## PROBLEM TO WORK ON
Begin at the line that contains "Decode this image" and repeat every line from there to the end of the records below, inclusive, without adding any other line.

## RECORDED INFORMATION

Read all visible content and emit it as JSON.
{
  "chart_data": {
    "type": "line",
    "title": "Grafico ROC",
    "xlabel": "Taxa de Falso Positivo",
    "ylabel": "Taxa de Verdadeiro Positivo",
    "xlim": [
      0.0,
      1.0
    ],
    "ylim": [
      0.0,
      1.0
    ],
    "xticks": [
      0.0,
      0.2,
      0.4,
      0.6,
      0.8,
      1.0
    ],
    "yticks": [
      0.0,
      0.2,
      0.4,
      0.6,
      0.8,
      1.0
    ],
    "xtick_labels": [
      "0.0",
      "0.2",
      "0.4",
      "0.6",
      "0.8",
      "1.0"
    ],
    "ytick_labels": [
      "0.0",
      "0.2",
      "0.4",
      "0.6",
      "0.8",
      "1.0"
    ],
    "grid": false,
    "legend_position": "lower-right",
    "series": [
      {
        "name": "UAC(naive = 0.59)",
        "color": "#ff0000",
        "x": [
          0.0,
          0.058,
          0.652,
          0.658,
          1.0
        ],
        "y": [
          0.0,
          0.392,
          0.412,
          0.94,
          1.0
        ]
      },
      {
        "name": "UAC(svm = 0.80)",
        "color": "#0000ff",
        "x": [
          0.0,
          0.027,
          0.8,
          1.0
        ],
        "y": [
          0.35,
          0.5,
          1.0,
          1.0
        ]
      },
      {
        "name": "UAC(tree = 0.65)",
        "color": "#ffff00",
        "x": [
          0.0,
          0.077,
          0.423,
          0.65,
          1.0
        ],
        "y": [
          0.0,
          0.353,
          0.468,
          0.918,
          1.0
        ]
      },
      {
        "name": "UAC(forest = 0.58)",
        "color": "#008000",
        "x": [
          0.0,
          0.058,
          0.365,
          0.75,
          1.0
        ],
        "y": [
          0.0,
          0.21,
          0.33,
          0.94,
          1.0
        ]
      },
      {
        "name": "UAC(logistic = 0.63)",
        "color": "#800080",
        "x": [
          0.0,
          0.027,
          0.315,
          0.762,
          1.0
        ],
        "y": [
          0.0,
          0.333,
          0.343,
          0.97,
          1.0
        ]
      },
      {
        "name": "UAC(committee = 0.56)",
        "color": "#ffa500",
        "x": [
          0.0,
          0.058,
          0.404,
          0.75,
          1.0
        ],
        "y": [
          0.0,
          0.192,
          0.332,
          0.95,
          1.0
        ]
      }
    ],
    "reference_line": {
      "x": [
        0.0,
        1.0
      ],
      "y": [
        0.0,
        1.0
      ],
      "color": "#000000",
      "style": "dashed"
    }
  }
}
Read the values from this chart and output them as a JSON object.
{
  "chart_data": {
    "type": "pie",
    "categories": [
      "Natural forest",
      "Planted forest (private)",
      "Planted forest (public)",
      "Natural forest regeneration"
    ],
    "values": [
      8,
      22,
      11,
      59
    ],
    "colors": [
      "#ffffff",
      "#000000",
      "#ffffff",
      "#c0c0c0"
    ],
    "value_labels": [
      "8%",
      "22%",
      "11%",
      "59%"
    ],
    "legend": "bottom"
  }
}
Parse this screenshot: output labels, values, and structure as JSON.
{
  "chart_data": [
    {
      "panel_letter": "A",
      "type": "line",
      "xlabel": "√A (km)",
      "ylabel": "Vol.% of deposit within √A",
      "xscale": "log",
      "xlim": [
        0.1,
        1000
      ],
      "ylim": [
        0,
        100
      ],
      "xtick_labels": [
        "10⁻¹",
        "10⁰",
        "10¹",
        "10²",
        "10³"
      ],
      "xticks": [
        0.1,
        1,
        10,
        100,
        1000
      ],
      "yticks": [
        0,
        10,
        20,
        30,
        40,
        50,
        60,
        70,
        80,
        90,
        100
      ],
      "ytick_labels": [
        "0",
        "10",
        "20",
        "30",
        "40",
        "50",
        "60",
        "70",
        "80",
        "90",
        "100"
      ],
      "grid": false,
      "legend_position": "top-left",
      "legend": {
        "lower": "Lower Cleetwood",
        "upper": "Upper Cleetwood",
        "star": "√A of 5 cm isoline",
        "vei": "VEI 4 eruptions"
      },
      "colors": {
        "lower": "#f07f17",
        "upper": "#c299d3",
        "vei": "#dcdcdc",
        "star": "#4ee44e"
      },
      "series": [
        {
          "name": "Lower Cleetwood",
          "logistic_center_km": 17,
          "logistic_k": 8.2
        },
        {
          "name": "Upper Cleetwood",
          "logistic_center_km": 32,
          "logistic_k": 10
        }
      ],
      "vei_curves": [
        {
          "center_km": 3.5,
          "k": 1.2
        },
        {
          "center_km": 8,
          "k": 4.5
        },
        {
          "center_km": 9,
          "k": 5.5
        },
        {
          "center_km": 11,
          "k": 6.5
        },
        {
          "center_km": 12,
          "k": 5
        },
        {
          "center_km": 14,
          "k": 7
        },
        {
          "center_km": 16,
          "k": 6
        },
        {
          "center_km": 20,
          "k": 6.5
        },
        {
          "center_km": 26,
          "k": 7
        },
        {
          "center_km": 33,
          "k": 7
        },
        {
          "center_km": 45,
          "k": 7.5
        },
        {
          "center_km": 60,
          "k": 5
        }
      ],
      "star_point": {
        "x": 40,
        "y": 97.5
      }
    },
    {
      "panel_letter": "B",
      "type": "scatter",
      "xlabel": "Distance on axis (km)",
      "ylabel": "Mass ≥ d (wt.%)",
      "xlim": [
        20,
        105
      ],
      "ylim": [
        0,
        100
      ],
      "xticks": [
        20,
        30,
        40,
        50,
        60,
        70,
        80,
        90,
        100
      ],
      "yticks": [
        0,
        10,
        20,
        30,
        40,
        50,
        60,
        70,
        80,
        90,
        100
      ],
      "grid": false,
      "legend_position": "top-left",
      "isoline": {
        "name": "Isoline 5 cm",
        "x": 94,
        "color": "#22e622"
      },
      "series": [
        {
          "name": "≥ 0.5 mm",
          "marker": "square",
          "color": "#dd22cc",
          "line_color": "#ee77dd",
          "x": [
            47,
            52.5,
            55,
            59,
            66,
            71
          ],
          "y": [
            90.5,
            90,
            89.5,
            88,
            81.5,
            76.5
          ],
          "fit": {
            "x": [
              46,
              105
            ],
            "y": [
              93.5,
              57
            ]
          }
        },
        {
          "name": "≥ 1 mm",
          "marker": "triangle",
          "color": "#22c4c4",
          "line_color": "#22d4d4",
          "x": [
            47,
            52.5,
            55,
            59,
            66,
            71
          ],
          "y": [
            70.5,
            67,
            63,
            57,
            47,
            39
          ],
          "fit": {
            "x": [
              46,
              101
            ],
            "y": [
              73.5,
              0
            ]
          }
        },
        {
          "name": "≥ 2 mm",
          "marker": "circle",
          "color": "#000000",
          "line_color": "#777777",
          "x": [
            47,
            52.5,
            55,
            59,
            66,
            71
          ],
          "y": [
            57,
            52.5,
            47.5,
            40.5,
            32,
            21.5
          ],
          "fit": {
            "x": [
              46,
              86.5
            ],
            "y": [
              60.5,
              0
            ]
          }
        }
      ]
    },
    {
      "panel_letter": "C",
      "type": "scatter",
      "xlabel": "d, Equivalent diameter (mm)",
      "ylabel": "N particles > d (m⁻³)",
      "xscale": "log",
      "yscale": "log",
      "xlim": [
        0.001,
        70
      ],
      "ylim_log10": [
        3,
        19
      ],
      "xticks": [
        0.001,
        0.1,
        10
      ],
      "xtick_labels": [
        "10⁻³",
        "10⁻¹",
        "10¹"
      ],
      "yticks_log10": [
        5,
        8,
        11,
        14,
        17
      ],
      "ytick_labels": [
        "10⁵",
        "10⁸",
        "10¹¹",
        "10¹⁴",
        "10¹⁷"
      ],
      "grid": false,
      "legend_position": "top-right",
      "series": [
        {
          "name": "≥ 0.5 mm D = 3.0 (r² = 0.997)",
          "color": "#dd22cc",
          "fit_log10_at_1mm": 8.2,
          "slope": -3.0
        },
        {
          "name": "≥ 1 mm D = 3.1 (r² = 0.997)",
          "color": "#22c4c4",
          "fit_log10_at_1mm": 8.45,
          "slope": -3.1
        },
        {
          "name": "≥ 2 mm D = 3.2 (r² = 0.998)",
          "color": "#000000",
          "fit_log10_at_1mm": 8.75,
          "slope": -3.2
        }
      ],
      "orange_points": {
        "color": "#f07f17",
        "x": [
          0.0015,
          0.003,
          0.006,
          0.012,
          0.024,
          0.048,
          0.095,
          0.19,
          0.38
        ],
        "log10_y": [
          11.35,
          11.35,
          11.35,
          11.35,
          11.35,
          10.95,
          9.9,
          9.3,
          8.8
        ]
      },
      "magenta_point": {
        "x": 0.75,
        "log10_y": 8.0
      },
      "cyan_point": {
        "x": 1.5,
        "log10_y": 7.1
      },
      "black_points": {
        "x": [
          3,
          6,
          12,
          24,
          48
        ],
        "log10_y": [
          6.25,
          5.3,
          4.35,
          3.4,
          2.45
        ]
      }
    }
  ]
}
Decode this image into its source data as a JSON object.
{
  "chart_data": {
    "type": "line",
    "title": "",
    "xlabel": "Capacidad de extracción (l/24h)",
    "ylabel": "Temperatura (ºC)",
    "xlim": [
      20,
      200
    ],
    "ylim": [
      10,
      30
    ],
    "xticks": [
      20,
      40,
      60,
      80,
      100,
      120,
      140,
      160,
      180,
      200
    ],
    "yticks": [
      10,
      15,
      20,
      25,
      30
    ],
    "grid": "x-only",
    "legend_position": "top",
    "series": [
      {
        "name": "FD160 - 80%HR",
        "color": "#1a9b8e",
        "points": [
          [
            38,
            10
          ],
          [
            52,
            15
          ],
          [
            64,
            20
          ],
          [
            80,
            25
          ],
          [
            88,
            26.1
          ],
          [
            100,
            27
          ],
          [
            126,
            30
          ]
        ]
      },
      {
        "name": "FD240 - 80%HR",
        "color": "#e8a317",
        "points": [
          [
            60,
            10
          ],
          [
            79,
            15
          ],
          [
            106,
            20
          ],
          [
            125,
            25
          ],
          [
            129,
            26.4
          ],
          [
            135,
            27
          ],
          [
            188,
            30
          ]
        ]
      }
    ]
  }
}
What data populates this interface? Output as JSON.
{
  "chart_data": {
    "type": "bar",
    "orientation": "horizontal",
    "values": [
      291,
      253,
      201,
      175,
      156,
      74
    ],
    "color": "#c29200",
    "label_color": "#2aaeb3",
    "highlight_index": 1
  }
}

## EXPECTED OUTPUT
Decode this image into its source data as a JSON object.
{
  "chart_data": {
    "type": "line",
    "title": "",
    "xlabel": "Capacidad de extracción (l/24h)",
    "ylabel": "Temperatura (ºC)",
    "xlim": [
      20,
      200
    ],
    "ylim": [
      10,
      30
    ],
    "xticks": [
      20,
      40,
      60,
      80,
      100,
      120,
      140,
      160,
      180,
      200
    ],
    "yticks": [
      10,
      15,
      20,
      25,
      30
    ],
    "grid": "x-only",
    "legend_position": "top",
    "series": [
      {
        "name": "FD160 - 80%HR",
        "color": "#1a9b8e",
        "points": [
          [
            38,
            10
          ],
          [
            52,
            15
          ],
          [
            64,
            20
          ],
          [
            80,
            25
          ],
          [
            88,
            26.1
          ],
          [
            100,
            27
          ],
          [
            126,
            30
          ]
        ]
      },
      {
        "name": "FD240 - 80%HR",
        "color": "#e8a317",
        "points": [
          [
            60,
            10
          ],
          [
            79,
            15
          ],
          [
            106,
            20
          ],
          [
            125,
            25
          ],
          [
            129,
            26.4
          ],
          [
            135,
            27
          ],
          [
            188,
            30
          ]
        ]
      }
    ]
  }
}
What data populates this interface? Output as JSON.
{
  "chart_data": {
    "type": "bar",
    "orientation": "horizontal",
    "values": [
      291,
      253,
      201,
      175,
      156,
      74
    ],
    "color": "#c29200",
    "label_color": "#2aaeb3",
    "highlight_index": 1
  }
}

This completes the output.